Task to carry out — From the listing below, pull out the lines that hold "Life".

Data for this task —
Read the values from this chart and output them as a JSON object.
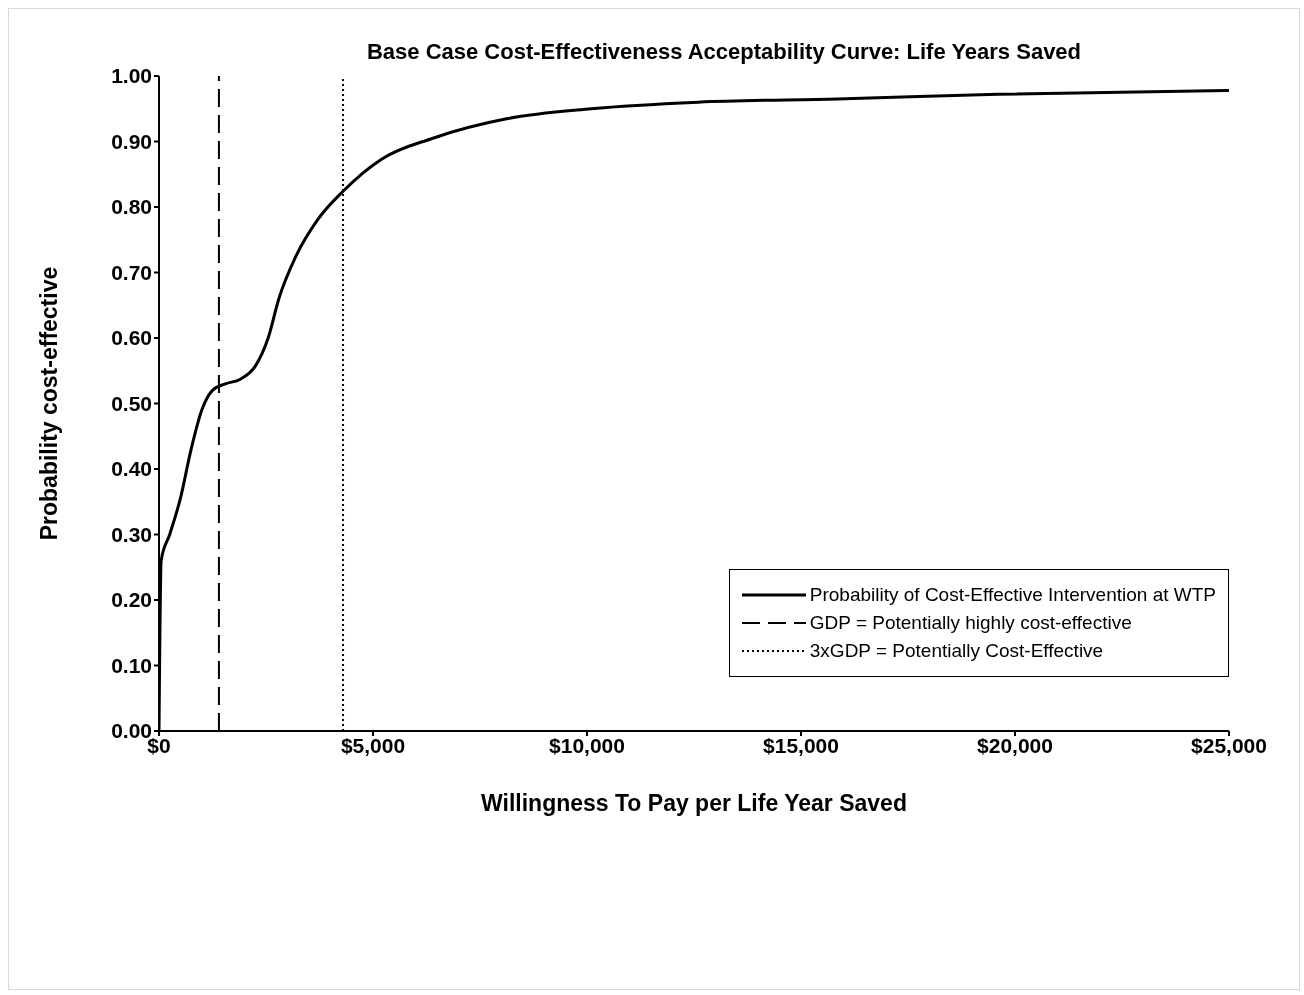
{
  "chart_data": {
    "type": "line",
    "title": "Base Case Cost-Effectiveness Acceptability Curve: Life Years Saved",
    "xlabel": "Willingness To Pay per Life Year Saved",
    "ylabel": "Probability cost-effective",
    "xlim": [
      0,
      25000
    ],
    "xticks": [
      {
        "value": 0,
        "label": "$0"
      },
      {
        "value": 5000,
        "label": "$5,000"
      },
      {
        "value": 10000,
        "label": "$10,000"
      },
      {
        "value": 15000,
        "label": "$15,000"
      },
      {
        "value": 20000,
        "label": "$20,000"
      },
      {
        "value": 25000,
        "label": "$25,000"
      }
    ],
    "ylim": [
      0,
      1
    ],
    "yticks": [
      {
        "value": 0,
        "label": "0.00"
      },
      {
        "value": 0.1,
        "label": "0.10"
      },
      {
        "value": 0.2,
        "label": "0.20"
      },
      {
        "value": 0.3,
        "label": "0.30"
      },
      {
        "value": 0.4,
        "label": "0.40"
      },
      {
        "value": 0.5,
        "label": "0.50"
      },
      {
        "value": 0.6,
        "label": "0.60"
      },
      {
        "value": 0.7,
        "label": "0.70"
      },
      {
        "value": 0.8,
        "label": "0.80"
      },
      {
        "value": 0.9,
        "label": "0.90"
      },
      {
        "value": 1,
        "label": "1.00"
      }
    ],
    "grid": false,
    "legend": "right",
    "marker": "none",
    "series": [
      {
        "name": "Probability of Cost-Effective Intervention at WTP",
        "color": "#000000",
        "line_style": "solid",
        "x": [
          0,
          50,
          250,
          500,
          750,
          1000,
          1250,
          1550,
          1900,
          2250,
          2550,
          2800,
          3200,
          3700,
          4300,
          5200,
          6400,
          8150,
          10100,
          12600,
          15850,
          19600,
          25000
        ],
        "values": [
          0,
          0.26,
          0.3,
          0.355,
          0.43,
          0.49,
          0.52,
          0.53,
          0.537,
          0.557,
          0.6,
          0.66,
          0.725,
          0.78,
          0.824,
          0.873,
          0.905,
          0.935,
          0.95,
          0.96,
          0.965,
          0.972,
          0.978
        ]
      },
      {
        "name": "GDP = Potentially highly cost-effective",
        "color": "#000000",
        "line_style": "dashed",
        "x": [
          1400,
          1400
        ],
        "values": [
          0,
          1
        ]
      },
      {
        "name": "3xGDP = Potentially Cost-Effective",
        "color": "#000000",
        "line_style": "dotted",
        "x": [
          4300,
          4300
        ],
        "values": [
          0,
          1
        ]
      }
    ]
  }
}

* * *

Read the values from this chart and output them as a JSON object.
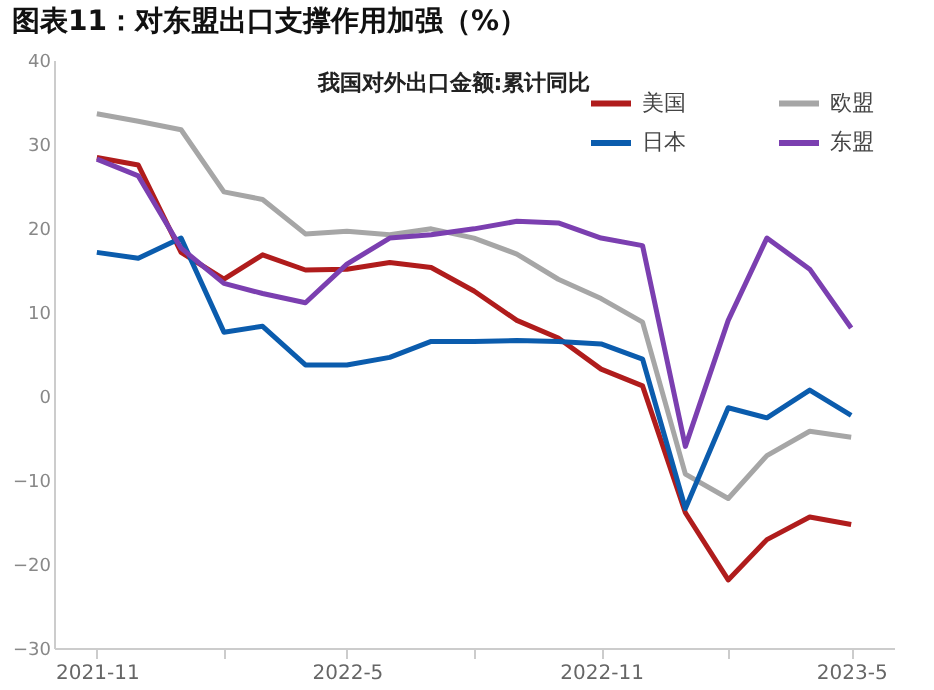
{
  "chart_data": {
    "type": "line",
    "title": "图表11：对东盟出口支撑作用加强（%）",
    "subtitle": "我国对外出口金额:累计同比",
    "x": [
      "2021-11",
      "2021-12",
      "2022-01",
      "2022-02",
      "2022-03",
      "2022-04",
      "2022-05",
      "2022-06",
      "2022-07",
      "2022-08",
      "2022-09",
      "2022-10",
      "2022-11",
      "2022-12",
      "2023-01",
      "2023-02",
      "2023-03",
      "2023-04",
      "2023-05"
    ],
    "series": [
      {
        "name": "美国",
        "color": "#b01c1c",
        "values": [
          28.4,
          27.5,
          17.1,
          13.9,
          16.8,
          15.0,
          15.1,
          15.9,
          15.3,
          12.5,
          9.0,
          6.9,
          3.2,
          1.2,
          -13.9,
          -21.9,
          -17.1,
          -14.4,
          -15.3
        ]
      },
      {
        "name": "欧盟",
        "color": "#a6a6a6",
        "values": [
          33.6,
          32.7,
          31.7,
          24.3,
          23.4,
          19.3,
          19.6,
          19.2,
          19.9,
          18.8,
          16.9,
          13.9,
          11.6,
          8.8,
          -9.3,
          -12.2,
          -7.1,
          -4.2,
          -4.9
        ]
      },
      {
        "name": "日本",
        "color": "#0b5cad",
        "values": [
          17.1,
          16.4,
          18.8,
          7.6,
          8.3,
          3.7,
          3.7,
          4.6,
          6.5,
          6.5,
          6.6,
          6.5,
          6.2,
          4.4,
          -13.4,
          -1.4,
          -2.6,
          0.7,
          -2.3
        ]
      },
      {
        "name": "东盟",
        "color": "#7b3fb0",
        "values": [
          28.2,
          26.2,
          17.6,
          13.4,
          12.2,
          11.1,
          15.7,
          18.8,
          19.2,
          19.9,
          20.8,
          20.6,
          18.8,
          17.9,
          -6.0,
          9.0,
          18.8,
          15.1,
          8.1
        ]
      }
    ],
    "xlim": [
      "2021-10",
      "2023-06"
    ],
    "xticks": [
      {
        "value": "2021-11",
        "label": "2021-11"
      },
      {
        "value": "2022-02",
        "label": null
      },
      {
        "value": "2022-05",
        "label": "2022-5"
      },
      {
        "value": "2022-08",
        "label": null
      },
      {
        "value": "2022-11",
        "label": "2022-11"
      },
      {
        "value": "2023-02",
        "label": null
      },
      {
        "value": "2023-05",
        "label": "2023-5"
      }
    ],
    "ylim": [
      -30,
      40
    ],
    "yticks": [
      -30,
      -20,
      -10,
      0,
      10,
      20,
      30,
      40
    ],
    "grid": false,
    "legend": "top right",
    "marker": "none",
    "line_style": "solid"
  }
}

==

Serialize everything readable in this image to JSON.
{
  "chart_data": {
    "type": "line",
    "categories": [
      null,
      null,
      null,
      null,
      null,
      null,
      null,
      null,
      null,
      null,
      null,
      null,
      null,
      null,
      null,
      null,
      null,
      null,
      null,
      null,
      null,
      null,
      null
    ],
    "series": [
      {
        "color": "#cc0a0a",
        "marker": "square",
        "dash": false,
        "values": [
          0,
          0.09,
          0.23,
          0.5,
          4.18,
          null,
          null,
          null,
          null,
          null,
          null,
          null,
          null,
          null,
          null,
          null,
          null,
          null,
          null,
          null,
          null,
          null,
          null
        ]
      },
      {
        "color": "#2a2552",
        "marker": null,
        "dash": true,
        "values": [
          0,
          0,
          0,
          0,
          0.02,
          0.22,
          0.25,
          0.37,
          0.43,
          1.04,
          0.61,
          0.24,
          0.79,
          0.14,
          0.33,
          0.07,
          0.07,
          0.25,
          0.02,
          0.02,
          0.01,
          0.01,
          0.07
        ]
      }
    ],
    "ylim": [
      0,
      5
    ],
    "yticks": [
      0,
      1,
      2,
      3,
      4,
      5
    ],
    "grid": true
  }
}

Answer for the task —
    "title": "Base Case Cost-Effectiveness Acceptability Curve: Life Years Saved",
    "xlabel": "Willingness To Pay per Life Year Saved",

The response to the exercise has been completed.